» THE TASK:
Identify each line in the records below that contains the word "values", and copy it.
-- start GIVEN RECORDS --
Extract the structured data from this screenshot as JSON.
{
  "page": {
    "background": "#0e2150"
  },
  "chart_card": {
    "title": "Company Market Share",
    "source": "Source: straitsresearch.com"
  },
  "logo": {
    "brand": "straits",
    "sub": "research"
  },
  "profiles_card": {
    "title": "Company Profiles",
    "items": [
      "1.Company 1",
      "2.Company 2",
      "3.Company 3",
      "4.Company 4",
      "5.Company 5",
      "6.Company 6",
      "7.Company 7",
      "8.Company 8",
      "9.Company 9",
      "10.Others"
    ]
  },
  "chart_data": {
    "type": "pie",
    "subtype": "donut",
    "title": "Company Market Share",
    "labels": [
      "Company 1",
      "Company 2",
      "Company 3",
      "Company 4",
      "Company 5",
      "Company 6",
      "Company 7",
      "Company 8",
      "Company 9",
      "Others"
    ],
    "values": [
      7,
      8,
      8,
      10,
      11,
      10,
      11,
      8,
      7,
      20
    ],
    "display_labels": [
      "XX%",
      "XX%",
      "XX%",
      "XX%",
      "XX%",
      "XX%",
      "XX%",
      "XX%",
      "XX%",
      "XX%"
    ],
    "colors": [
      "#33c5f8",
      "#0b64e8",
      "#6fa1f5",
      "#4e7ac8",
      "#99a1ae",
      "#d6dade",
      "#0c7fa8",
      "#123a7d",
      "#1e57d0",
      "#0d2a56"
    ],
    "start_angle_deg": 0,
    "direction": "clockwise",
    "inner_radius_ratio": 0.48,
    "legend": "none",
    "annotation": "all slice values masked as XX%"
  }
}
-- end GIVEN RECORDS --
» SOLUTION TO THE PROBLEM:
    "values": [
    "annotation": "all slice values masked as XX%"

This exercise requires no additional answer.